### THE PROBLEM
Your task is to extract every line from the material below exactly.

### EXCERPTED RECORDS

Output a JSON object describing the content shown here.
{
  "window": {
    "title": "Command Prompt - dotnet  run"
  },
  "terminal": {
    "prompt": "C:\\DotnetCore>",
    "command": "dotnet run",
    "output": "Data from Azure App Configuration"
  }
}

### EXERCISE ANSWER
Output a JSON object describing the content shown here.
{
  "window": {
    "title": "Command Prompt - dotnet  run"
  },
  "terminal": {
    "prompt": "C:\\DotnetCore>",
    "command": "dotnet run",
    "output": "Data from Azure App Configuration"
  }
}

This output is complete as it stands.